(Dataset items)
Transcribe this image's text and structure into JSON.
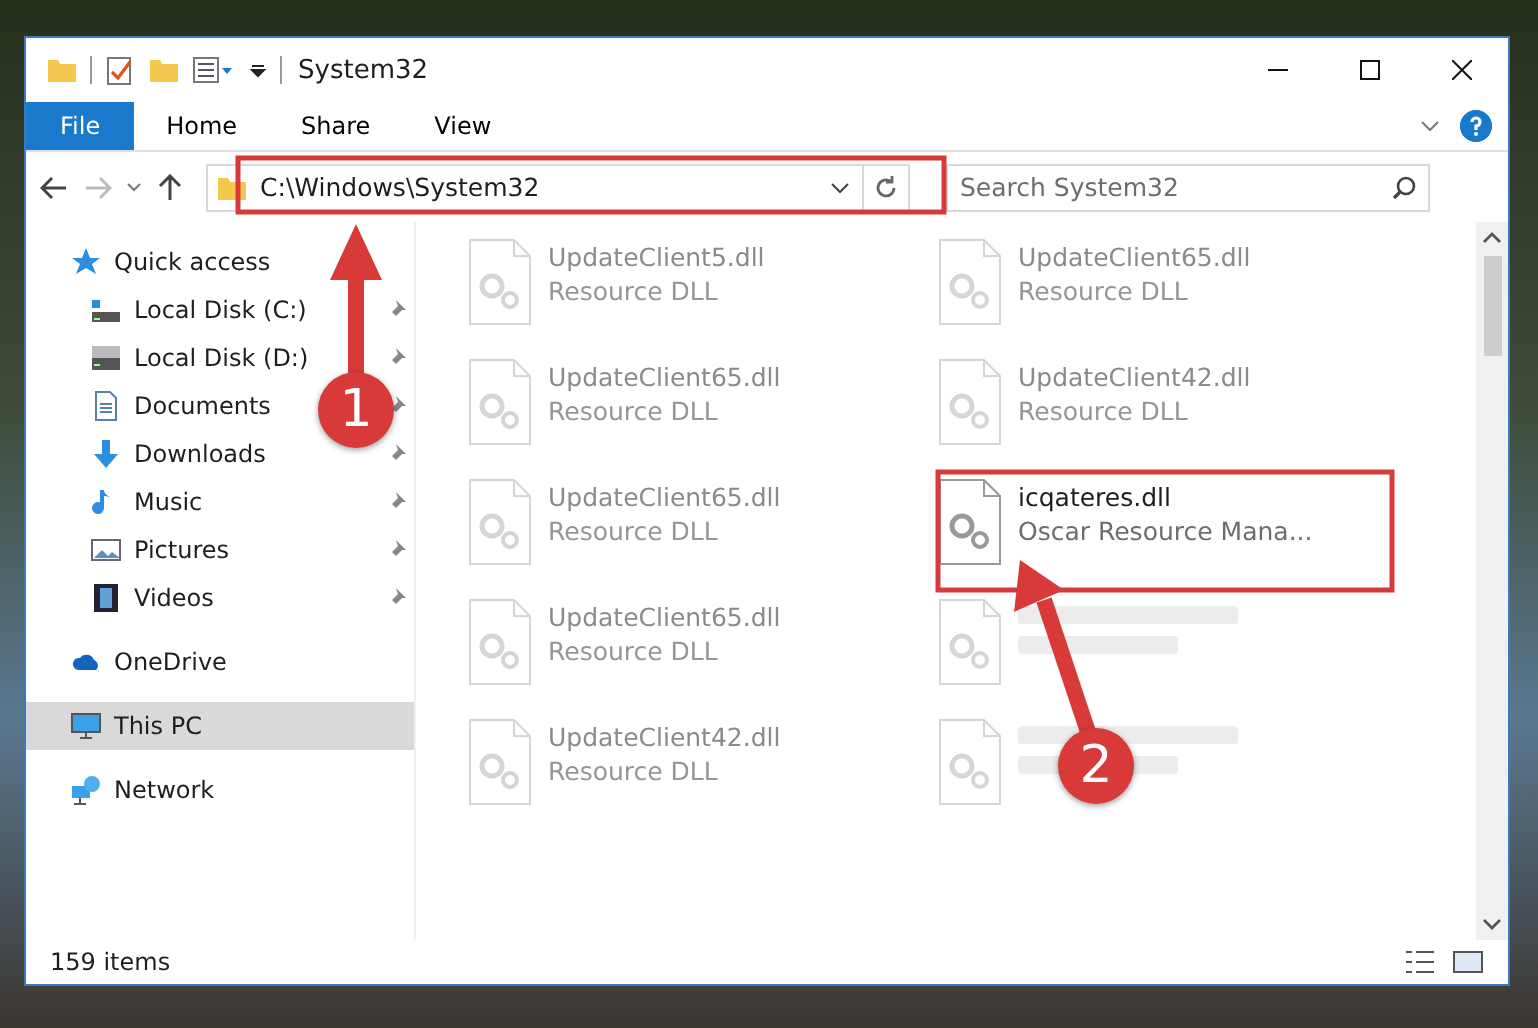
{
  "window": {
    "title": "System32"
  },
  "ribbon_tabs": [
    {
      "label": "File",
      "kind": "menu"
    },
    {
      "label": "Home",
      "kind": "tab"
    },
    {
      "label": "Share",
      "kind": "tab"
    },
    {
      "label": "View",
      "kind": "tab"
    }
  ],
  "address_bar": {
    "path": "C:\\Windows\\System32"
  },
  "search": {
    "placeholder": "Search System32"
  },
  "sidebar": {
    "items": [
      {
        "label": "Quick access",
        "selected": false,
        "children": [
          {
            "label": "Local Disk (C:)",
            "selected": false,
            "pinned": true
          },
          {
            "label": "Local Disk (D:)",
            "selected": false,
            "pinned": true
          },
          {
            "label": "Documents",
            "selected": false,
            "pinned": true
          },
          {
            "label": "Downloads",
            "selected": false,
            "pinned": true
          },
          {
            "label": "Music",
            "selected": false,
            "pinned": true
          },
          {
            "label": "Pictures",
            "selected": false,
            "pinned": true
          },
          {
            "label": "Videos",
            "selected": false,
            "pinned": true
          }
        ]
      },
      {
        "label": "OneDrive",
        "selected": false
      },
      {
        "label": "This PC",
        "selected": true
      },
      {
        "label": "Network",
        "selected": false
      }
    ]
  },
  "files": [
    {
      "name": "UpdateClient5.dll",
      "description": "Resource DLL",
      "blurred": true
    },
    {
      "name": "UpdateClient65.dll",
      "description": "Resource DLL",
      "blurred": true
    },
    {
      "name": "UpdateClient65.dll",
      "description": "Resource DLL",
      "blurred": true
    },
    {
      "name": "UpdateClient42.dll",
      "description": "Resource DLL",
      "blurred": true
    },
    {
      "name": "UpdateClient65.dll",
      "description": "Resource DLL",
      "blurred": true
    },
    {
      "name": "icqateres.dll",
      "description": "Oscar Resource Mana...",
      "blurred": false
    },
    {
      "name": "UpdateClient65.dll",
      "description": "Resource DLL",
      "blurred": true
    },
    {
      "blurred": true
    },
    {
      "name": "UpdateClient42.dll",
      "description": "Resource DLL",
      "blurred": true
    },
    {
      "blurred": true
    }
  ],
  "status_bar": {
    "item_count": "159 items"
  },
  "annotations": [
    {
      "number": "1"
    },
    {
      "number": "2"
    }
  ]
}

Given request = Transcribe the records above exactly, leaving out every picture.

Result =
Transcribe this image's text and structure into JSON.
{
  "window": {
    "title": "System32"
  },
  "ribbon_tabs": [
    {
      "label": "File",
      "kind": "menu"
    },
    {
      "label": "Home",
      "kind": "tab"
    },
    {
      "label": "Share",
      "kind": "tab"
    },
    {
      "label": "View",
      "kind": "tab"
    }
  ],
  "address_bar": {
    "path": "C:\\Windows\\System32"
  },
  "search": {
    "placeholder": "Search System32"
  },
  "sidebar": {
    "items": [
      {
        "label": "Quick access",
        "selected": false,
        "children": [
          {
            "label": "Local Disk (C:)",
            "selected": false,
            "pinned": true
          },
          {
            "label": "Local Disk (D:)",
            "selected": false,
            "pinned": true
          },
          {
            "label": "Documents",
            "selected": false,
            "pinned": true
          },
          {
            "label": "Downloads",
            "selected": false,
            "pinned": true
          },
          {
            "label": "Music",
            "selected": false,
            "pinned": true
          },
          {
            "label": "Pictures",
            "selected": false,
            "pinned": true
          },
          {
            "label": "Videos",
            "selected": false,
            "pinned": true
          }
        ]
      },
      {
        "label": "OneDrive",
        "selected": false
      },
      {
        "label": "This PC",
        "selected": true
      },
      {
        "label": "Network",
        "selected": false
      }
    ]
  },
  "files": [
    {
      "name": "UpdateClient5.dll",
      "description": "Resource DLL",
      "blurred": true
    },
    {
      "name": "UpdateClient65.dll",
      "description": "Resource DLL",
      "blurred": true
    },
    {
      "name": "UpdateClient65.dll",
      "description": "Resource DLL",
      "blurred": true
    },
    {
      "name": "UpdateClient42.dll",
      "description": "Resource DLL",
      "blurred": true
    },
    {
      "name": "UpdateClient65.dll",
      "description": "Resource DLL",
      "blurred": true
    },
    {
      "name": "icqateres.dll",
      "description": "Oscar Resource Mana...",
      "blurred": false
    },
    {
      "name": "UpdateClient65.dll",
      "description": "Resource DLL",
      "blurred": true
    },
    {
      "blurred": true
    },
    {
      "name": "UpdateClient42.dll",
      "description": "Resource DLL",
      "blurred": true
    },
    {
      "blurred": true
    }
  ],
  "status_bar": {
    "item_count": "159 items"
  },
  "annotations": [
    {
      "number": "1"
    },
    {
      "number": "2"
    }
  ]
}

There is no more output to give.